*Given records*.
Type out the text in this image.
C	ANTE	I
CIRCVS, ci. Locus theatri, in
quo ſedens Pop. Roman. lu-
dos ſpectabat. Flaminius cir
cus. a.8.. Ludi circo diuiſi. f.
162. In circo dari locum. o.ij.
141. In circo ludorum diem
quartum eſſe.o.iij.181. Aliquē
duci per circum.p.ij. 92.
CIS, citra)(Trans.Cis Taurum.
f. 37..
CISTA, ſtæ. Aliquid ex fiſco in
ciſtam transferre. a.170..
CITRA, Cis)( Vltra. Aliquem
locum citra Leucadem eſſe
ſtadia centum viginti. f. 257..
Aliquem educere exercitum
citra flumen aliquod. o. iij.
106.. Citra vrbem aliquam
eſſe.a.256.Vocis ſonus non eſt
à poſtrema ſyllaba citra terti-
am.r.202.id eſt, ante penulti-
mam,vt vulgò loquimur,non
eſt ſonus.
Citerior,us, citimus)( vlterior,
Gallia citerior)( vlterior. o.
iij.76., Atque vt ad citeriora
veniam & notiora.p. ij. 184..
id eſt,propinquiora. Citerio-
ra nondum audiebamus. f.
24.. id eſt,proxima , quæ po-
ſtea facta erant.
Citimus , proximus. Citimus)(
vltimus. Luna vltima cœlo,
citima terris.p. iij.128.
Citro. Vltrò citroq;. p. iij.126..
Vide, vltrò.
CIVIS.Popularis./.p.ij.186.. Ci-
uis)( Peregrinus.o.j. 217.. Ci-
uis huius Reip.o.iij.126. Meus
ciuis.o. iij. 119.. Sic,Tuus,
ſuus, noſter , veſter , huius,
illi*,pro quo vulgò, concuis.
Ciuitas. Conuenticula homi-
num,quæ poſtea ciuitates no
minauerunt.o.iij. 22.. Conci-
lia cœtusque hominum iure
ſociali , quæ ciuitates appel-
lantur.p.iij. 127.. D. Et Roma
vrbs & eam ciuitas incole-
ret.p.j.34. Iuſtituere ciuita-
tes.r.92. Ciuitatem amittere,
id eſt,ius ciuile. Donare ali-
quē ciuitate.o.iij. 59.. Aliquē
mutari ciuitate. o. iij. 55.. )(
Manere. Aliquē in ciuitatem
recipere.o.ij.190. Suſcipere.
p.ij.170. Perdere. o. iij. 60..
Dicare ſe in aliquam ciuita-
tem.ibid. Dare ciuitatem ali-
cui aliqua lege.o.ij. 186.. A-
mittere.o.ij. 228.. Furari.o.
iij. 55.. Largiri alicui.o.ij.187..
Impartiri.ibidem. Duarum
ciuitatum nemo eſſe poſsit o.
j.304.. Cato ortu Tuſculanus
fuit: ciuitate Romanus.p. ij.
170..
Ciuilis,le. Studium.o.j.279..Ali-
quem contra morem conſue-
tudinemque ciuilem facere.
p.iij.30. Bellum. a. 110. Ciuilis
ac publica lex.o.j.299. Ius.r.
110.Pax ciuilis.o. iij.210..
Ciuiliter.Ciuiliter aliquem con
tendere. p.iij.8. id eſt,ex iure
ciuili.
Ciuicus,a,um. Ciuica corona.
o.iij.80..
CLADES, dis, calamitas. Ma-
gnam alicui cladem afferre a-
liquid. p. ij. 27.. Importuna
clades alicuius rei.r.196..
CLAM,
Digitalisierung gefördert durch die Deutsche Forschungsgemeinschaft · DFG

*The problem*.
Please set down all the data word for word.

*Solution*.
Type out the text in this image.
C	ANTE	I
CIRCVS, ci. Locus theatri, in
quo ſedens Pop. Roman. lu-
dos ſpectabat. Flaminius cir
cus. a.8.. Ludi circo diuiſi. f.
162. In circo dari locum. o.ij.
141. In circo ludorum diem
quartum eſſe.o.iij.181. Aliquē
duci per circum.p.ij. 92.
CIS, citra)(Trans.Cis Taurum.
f. 37..
CISTA, ſtæ. Aliquid ex fiſco in
ciſtam transferre. a.170..
CITRA, Cis)( Vltra. Aliquem
locum citra Leucadem eſſe
ſtadia centum viginti. f. 257..
Aliquem educere exercitum
citra flumen aliquod. o. iij.
106.. Citra vrbem aliquam
eſſe.a.256.Vocis ſonus non eſt
à poſtrema ſyllaba citra terti-
am.r.202.id eſt, ante penulti-
mam,vt vulgò loquimur,non
eſt ſonus.
Citerior,us, citimus)( vlterior,
Gallia citerior)( vlterior. o.
iij.76., Atque vt ad citeriora
veniam & notiora.p. ij. 184..
id eſt,propinquiora. Citerio-
ra nondum audiebamus. f.
24.. id eſt,proxima , quæ po-
ſtea facta erant.
Citimus , proximus. Citimus)(
vltimus. Luna vltima cœlo,
citima terris.p. iij.128.
Citro. Vltrò citroq;. p. iij.126..
Vide, vltrò.
CIVIS.Popularis./.p.ij.186.. Ci-
uis)( Peregrinus.o.j. 217.. Ci-
uis huius Reip.o.iij.126. Meus
ciuis.o. iij. 119.. Sic,Tuus,
ſuus, noſter , veſter , huius,
illi*,pro quo vulgò, concuis.
Ciuitas. Conuenticula homi-
num,quæ poſtea ciuitates no
minauerunt.o.iij. 22.. Conci-
lia cœtusque hominum iure
ſociali , quæ ciuitates appel-
lantur.p.iij. 127.. D. Et Roma
vrbs & eam ciuitas incole-
ret.p.j.34. Iuſtituere ciuita-
tes.r.92. Ciuitatem amittere,
id eſt,ius ciuile. Donare ali-
quē ciuitate.o.iij. 59.. Aliquē
mutari ciuitate. o. iij. 55.. )(
Manere. Aliquē in ciuitatem
recipere.o.ij.190. Suſcipere.
p.ij.170. Perdere. o. iij. 60..
Dicare ſe in aliquam ciuita-
tem.ibid. Dare ciuitatem ali-
cui aliqua lege.o.ij. 186.. A-
mittere.o.ij. 228.. Furari.o.
iij. 55.. Largiri alicui.o.ij.187..
Impartiri.ibidem. Duarum
ciuitatum nemo eſſe poſsit o.
j.304.. Cato ortu Tuſculanus
fuit: ciuitate Romanus.p. ij.
170..
Ciuilis,le. Studium.o.j.279..Ali-
quem contra morem conſue-
tudinemque ciuilem facere.
p.iij.30. Bellum. a. 110. Ciuilis
ac publica lex.o.j.299. Ius.r.
110.Pax ciuilis.o. iij.210..
Ciuiliter.Ciuiliter aliquem con
tendere. p.iij.8. id eſt,ex iure
ciuili.
Ciuicus,a,um. Ciuica corona.
o.iij.80..
CLADES, dis, calamitas. Ma-
gnam alicui cladem afferre a-
liquid. p. ij. 27.. Importuna
clades alicuius rei.r.196..
CLAM,
Digitalisierung gefördert durch die Deutsche Forschungsgemeinschaft · DFG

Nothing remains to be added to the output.